Exercise directions → Copy the lines from the records word for word, starting at the line that contains "session-date: 07-20-23 xyxy=(858,349,905,362)" and ending at the line that contains "user-icon xyxy=(1113,79,1125,92)", with both of those lines included.

Element and region data:

● ● ● ● ● ● ●

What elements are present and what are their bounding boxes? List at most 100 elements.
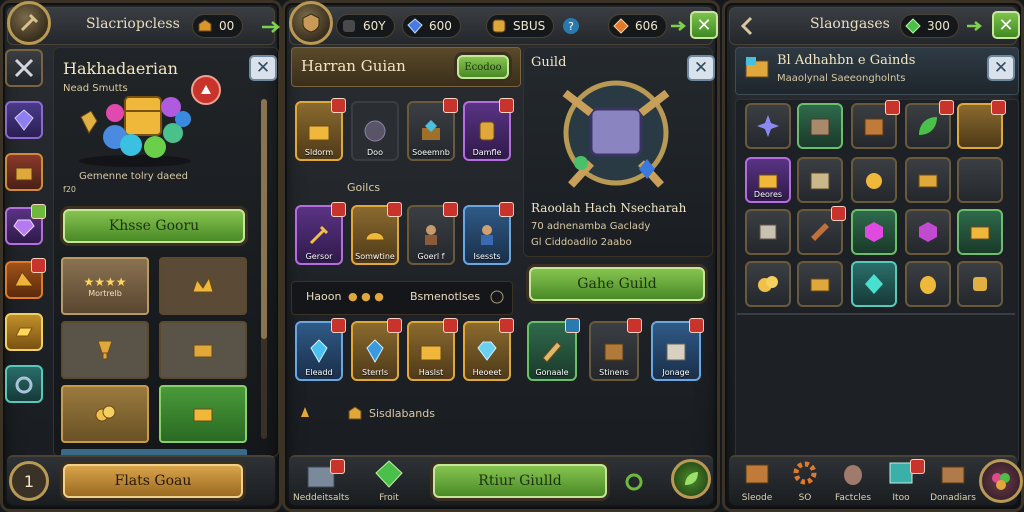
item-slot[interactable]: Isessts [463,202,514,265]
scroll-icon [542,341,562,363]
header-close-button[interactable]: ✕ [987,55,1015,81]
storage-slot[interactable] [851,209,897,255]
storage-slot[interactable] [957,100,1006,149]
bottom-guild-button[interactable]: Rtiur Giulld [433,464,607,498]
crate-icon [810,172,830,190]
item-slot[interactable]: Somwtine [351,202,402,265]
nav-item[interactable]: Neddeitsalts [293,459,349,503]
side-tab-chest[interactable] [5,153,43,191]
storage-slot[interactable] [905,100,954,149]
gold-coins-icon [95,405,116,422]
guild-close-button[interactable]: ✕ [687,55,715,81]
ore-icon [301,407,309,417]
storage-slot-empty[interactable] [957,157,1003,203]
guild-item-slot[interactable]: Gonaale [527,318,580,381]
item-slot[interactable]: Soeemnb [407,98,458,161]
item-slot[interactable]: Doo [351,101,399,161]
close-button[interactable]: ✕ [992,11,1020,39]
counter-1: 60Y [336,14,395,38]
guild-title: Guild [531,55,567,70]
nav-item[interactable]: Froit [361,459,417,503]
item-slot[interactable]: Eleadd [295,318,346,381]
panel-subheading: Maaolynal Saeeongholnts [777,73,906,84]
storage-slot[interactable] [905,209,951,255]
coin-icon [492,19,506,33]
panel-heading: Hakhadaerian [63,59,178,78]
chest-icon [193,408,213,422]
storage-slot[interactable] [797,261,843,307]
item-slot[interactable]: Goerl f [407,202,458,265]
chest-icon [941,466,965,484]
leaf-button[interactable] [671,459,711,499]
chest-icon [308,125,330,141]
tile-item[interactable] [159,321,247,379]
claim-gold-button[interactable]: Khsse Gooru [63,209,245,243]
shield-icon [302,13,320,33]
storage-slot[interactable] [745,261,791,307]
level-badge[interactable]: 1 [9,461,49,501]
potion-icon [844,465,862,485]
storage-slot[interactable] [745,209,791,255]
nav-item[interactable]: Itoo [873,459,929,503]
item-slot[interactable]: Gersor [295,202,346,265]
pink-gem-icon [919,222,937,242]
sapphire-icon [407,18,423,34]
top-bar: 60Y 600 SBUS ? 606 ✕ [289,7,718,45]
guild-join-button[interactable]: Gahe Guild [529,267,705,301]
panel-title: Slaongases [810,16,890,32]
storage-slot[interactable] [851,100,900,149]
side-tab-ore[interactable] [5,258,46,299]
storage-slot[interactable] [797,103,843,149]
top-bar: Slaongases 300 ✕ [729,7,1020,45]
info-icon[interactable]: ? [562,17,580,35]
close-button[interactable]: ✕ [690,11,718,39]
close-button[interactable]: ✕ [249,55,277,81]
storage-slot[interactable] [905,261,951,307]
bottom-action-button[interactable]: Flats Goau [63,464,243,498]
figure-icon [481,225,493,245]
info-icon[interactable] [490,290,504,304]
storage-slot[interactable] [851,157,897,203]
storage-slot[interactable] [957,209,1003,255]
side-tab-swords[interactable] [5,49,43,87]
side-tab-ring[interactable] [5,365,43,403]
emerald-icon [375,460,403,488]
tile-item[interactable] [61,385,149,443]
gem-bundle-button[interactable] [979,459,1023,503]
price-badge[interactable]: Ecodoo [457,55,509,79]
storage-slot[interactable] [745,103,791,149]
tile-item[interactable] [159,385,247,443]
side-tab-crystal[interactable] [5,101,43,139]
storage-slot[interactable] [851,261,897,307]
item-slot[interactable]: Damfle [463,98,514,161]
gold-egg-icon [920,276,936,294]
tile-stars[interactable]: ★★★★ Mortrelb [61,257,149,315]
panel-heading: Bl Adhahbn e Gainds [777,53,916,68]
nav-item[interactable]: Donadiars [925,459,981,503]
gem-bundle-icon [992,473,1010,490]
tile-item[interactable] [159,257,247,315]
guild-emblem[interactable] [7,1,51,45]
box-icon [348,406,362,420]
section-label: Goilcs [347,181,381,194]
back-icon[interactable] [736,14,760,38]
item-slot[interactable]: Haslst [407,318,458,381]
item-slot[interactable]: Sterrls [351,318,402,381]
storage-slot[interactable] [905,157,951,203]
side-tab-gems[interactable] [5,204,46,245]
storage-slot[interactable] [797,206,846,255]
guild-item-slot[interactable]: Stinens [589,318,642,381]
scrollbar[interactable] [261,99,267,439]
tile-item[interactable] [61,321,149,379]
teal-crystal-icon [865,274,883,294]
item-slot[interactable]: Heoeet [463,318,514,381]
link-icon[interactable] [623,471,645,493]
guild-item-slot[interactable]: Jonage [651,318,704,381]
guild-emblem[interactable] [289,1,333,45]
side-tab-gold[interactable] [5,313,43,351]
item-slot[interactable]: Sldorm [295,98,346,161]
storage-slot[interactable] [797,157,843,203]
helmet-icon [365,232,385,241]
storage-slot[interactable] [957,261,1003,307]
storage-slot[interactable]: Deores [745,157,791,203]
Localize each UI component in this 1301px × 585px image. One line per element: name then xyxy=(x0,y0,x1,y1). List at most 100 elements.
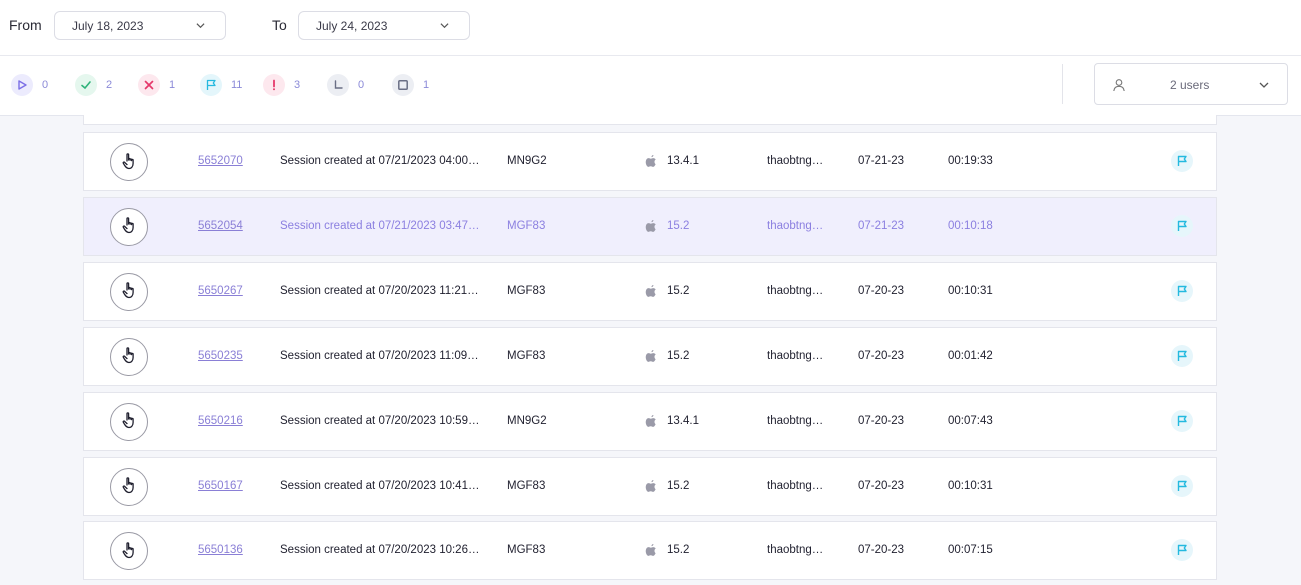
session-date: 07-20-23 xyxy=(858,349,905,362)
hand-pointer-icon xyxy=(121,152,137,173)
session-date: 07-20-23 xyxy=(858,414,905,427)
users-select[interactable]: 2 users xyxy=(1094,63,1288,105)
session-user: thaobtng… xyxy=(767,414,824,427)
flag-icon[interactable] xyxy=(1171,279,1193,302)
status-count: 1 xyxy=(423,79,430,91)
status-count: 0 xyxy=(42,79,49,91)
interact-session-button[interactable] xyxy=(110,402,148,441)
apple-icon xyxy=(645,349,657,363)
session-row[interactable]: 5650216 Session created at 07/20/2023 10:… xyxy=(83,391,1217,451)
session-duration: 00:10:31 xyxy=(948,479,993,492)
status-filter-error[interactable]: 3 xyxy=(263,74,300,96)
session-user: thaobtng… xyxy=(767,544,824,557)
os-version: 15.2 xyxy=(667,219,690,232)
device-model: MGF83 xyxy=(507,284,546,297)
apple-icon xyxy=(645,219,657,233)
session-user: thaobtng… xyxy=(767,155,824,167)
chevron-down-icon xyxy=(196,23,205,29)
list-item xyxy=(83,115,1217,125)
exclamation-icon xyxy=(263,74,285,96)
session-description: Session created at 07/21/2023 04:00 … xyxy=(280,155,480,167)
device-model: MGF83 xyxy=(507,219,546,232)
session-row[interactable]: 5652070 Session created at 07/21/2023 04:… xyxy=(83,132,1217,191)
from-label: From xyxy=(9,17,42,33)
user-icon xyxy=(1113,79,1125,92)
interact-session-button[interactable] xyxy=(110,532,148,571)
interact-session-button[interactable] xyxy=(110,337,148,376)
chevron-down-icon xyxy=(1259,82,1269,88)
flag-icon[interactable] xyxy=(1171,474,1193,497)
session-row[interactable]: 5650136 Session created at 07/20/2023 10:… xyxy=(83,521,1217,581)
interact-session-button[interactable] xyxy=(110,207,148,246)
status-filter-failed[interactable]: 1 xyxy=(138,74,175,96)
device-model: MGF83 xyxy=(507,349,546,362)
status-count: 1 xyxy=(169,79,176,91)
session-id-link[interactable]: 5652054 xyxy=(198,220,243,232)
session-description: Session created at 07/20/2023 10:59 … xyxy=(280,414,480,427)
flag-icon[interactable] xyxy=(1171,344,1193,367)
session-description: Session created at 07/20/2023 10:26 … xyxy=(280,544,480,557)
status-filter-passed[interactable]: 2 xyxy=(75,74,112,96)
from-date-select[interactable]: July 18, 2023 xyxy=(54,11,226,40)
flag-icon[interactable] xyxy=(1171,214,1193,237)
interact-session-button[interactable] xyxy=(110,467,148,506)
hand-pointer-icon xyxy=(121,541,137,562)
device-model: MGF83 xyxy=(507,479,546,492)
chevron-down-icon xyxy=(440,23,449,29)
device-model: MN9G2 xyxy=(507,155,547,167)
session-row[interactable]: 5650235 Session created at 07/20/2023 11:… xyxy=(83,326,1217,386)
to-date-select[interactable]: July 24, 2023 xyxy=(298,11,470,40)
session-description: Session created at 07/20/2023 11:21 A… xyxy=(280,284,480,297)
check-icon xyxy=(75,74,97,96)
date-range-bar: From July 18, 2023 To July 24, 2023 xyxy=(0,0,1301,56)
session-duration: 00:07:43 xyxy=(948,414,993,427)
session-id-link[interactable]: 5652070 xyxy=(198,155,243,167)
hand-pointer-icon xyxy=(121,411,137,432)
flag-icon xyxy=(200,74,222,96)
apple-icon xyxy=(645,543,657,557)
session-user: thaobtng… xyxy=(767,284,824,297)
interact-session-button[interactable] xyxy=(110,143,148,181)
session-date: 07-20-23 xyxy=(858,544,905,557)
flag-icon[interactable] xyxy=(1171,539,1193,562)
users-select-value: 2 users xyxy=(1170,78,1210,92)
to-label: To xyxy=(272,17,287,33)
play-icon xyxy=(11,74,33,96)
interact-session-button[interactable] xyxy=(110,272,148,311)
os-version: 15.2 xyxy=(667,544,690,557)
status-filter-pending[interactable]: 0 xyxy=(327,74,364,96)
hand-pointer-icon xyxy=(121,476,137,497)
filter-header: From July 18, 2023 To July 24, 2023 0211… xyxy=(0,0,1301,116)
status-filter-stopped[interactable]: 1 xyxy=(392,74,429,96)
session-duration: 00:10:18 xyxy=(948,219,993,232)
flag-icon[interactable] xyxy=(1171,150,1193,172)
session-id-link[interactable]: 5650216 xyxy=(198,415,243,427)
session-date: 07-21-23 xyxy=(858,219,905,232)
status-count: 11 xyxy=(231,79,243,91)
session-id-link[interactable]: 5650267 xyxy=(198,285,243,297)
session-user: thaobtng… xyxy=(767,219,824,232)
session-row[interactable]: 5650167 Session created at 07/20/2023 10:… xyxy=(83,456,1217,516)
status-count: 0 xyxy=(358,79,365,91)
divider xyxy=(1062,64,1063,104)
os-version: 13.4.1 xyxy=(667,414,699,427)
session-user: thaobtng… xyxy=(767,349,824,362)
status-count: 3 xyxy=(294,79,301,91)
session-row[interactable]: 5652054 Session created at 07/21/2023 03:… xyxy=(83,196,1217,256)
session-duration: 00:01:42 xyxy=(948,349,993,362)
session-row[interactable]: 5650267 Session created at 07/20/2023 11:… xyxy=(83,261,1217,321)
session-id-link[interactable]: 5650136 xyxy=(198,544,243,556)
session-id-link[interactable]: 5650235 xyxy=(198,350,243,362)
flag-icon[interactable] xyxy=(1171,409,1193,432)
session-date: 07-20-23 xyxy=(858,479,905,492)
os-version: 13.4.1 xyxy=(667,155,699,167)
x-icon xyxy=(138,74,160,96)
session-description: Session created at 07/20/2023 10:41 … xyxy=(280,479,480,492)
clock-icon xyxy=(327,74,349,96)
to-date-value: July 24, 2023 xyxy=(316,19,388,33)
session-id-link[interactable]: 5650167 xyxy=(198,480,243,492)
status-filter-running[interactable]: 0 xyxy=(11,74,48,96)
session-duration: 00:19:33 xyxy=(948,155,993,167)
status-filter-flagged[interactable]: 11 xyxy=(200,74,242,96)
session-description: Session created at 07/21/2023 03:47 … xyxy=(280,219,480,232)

● ● ● ● ● ● ●

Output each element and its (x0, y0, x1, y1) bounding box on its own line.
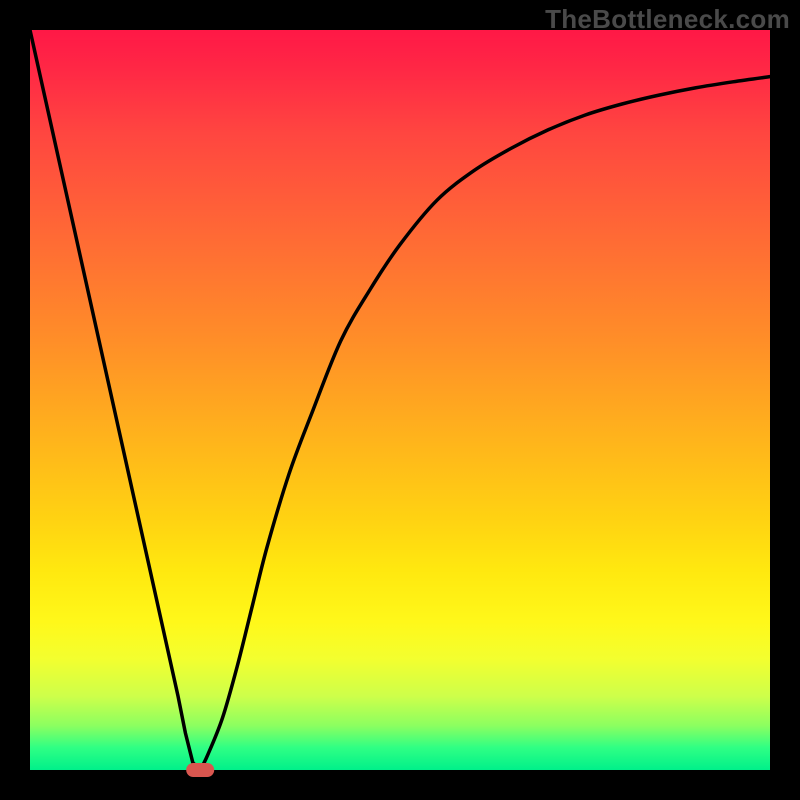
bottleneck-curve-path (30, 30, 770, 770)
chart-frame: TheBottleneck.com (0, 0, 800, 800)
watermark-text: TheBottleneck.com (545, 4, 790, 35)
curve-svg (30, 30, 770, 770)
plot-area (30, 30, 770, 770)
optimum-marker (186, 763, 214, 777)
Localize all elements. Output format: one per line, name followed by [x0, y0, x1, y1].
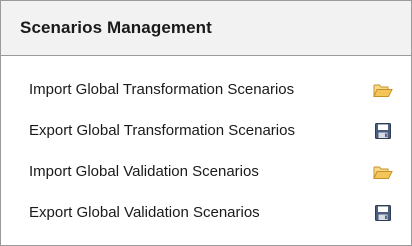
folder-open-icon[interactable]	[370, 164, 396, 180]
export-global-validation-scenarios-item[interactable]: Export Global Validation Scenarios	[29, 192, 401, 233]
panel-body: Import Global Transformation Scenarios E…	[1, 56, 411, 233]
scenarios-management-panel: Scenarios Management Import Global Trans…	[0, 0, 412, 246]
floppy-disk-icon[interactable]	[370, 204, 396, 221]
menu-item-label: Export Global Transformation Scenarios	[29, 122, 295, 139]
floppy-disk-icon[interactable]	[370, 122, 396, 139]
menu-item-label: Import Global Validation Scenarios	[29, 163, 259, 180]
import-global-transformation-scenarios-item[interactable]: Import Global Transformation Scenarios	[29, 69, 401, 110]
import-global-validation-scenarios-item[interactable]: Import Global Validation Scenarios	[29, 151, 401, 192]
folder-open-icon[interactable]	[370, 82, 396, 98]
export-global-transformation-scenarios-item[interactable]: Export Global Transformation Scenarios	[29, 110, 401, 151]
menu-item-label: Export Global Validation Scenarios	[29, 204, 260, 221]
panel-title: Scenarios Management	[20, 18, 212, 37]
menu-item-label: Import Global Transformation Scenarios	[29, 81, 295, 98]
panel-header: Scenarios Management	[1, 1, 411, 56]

● ● ● ● ● ● ●

Output of the exercise →
session-date: 07-20-23 xyxy=(858,349,905,362)
hand-pointer-icon xyxy=(121,152,137,173)
session-date: 07-20-23 xyxy=(858,414,905,427)
users-select[interactable]: 2 users xyxy=(1094,63,1288,105)
session-user: thaobtng… xyxy=(767,414,824,427)
flag-icon[interactable] xyxy=(1171,279,1193,302)
status-count: 1 xyxy=(423,79,430,91)
status-count: 0 xyxy=(42,79,49,91)
interact-session-button[interactable] xyxy=(110,402,148,441)
apple-icon xyxy=(645,349,657,363)
session-row[interactable]: 5650216 Session created at 07/20/2023 10:… xyxy=(83,391,1217,451)
session-duration: 00:10:31 xyxy=(948,479,993,492)
status-filter-error[interactable]: 3 xyxy=(263,74,300,96)
session-user: thaobtng… xyxy=(767,544,824,557)
os-version: 15.2 xyxy=(667,219,690,232)
device-model: MGF83 xyxy=(507,284,546,297)
apple-icon xyxy=(645,219,657,233)
session-user: thaobtng… xyxy=(767,155,824,167)
chevron-down-icon xyxy=(196,23,205,29)
list-item xyxy=(83,115,1217,125)
exclamation-icon xyxy=(263,74,285,96)
session-description: Session created at 07/21/2023 04:00 … xyxy=(280,155,480,167)
device-model: MGF83 xyxy=(507,219,546,232)
session-row[interactable]: 5652070 Session created at 07/21/2023 04:… xyxy=(83,132,1217,191)
from-label: From xyxy=(9,17,42,33)
user-icon xyxy=(1113,79,1125,92)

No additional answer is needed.